Dataset records:
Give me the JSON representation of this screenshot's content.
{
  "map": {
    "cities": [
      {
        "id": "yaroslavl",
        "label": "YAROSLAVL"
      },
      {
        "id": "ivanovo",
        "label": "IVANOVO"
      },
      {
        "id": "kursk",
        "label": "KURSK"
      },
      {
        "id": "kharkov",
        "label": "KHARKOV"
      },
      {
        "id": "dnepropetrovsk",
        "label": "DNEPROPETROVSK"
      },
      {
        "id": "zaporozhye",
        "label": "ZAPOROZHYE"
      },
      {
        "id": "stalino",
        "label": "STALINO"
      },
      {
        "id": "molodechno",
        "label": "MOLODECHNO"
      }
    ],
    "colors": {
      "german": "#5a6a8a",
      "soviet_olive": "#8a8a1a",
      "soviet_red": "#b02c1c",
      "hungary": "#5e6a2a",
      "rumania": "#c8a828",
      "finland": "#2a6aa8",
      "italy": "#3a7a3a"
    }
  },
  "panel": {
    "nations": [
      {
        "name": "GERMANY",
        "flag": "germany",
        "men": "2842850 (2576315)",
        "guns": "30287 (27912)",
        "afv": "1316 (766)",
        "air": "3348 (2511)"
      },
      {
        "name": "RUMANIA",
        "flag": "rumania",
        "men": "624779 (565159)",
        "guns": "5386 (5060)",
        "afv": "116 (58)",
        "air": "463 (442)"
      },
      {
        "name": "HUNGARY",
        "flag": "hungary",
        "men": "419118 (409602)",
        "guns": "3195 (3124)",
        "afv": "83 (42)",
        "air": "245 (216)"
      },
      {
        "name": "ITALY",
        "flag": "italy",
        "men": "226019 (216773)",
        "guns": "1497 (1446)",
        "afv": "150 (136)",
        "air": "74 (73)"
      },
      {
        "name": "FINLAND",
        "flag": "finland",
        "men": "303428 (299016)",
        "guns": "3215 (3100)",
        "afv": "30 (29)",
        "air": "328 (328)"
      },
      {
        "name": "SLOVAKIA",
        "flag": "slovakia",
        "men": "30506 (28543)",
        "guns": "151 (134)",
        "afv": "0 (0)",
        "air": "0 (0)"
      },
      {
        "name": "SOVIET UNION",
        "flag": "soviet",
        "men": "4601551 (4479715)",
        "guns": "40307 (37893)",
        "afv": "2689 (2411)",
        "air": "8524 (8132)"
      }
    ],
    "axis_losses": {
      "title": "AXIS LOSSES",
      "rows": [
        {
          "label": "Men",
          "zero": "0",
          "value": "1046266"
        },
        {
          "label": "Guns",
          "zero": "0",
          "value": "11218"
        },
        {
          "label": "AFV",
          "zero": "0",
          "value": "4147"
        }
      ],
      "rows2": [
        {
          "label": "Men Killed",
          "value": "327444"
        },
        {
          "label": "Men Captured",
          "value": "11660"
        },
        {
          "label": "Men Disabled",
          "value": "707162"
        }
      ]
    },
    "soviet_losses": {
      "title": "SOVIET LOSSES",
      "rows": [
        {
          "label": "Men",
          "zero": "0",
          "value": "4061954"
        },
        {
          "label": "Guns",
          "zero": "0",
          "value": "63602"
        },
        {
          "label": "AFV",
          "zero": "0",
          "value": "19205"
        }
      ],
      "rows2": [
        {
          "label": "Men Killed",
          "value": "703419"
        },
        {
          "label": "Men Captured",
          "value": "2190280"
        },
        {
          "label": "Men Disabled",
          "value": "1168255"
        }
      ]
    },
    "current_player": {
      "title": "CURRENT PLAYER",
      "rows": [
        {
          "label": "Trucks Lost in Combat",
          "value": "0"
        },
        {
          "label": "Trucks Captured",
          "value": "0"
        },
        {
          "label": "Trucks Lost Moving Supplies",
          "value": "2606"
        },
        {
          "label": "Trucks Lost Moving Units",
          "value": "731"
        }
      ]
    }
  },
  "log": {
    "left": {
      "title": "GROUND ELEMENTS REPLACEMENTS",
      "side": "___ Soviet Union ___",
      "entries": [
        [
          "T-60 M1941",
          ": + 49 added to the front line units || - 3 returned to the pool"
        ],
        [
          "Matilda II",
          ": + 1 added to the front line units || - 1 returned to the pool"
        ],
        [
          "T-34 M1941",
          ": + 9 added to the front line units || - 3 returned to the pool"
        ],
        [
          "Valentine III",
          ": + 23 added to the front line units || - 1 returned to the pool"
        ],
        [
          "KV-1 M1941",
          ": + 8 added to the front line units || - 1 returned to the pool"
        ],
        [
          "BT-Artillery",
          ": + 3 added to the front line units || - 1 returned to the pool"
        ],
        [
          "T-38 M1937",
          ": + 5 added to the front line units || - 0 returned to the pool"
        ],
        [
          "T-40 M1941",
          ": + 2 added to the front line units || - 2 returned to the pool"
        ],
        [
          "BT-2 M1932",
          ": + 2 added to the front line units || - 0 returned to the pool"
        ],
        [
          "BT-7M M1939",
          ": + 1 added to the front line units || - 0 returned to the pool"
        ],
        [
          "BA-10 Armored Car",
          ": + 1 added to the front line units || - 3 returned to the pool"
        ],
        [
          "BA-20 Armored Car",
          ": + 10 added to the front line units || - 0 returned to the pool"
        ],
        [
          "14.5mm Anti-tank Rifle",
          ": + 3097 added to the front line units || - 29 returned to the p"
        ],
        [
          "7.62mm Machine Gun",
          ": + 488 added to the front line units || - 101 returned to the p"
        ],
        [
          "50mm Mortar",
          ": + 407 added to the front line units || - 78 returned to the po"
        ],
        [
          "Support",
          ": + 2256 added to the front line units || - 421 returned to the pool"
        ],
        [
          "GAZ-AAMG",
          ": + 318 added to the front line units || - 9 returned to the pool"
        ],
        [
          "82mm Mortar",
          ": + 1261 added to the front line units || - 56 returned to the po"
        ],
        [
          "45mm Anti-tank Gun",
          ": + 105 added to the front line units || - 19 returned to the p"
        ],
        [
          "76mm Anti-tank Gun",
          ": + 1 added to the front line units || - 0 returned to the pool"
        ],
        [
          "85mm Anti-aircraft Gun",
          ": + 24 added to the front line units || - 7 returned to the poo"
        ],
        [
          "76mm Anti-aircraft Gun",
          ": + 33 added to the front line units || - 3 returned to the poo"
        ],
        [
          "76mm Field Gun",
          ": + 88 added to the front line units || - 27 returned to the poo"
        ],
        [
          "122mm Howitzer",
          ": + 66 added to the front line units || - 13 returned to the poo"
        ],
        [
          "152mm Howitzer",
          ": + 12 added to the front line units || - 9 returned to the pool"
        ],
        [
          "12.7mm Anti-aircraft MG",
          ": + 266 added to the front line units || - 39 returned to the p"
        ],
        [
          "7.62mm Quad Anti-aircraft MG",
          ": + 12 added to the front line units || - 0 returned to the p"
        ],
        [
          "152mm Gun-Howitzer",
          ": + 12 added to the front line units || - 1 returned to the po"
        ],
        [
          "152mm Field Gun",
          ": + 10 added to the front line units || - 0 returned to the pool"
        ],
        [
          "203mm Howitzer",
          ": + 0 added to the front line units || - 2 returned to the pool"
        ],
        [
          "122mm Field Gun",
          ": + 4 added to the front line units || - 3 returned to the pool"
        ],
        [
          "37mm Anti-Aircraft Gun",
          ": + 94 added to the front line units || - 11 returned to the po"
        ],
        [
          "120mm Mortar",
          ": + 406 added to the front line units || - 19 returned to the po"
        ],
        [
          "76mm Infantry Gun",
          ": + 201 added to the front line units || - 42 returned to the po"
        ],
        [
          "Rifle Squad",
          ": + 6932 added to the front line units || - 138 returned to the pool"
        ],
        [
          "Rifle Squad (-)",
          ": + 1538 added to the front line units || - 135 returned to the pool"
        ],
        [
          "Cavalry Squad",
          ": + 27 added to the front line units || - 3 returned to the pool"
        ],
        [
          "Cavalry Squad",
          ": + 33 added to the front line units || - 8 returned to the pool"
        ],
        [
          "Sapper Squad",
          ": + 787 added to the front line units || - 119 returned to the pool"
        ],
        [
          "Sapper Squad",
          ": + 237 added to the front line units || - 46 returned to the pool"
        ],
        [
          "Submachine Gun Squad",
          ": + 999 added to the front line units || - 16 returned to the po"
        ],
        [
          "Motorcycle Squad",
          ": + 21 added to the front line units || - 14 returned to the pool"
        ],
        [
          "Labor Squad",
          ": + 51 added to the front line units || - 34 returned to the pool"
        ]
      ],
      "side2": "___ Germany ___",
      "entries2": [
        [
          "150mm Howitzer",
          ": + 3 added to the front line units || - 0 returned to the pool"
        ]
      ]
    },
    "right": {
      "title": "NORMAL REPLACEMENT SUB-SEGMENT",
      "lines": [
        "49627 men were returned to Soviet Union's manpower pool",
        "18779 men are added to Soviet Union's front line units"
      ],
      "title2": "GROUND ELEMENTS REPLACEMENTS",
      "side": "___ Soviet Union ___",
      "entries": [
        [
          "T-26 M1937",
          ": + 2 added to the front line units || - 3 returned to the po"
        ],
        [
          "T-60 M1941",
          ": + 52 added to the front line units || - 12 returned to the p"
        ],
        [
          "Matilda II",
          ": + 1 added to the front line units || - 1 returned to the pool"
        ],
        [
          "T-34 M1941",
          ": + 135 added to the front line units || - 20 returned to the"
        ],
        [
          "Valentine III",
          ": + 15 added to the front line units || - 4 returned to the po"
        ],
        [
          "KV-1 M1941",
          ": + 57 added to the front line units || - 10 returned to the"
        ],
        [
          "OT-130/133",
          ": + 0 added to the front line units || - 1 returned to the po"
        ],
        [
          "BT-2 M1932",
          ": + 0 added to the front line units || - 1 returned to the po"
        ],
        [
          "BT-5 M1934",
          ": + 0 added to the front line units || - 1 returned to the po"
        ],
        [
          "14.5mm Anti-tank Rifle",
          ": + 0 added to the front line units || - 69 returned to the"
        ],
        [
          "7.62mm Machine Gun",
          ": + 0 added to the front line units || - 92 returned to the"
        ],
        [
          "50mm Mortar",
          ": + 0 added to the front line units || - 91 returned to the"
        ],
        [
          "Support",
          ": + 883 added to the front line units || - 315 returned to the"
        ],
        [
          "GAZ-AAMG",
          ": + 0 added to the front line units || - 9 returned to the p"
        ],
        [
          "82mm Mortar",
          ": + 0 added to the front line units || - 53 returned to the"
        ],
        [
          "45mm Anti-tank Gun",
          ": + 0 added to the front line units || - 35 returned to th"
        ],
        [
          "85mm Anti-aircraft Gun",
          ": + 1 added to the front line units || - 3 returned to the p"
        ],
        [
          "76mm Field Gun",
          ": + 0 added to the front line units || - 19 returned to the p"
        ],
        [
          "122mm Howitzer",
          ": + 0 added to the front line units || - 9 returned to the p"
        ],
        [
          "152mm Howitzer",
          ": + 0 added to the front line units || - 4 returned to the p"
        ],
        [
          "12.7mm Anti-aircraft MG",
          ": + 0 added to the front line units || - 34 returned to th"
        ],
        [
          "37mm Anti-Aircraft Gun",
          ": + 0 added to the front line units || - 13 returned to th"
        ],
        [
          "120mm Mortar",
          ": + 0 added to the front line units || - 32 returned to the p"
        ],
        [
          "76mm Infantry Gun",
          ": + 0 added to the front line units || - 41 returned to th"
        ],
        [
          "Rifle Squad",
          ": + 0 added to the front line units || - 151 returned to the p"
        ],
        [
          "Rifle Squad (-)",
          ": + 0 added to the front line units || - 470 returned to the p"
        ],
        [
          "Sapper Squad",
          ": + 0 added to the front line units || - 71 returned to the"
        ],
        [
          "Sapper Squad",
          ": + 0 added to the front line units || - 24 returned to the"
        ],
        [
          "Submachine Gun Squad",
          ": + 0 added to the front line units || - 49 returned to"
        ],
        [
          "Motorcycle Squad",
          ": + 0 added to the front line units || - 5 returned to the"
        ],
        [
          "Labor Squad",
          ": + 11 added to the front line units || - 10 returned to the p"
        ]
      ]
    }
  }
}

## TASK BRIEF
Extract every line containing the string "Field" from the material.

## RESPONSE FOR THIS EXERCISE
          "76mm Field Gun",
          "152mm Field Gun",
          "122mm Field Gun",
          "76mm Field Gun",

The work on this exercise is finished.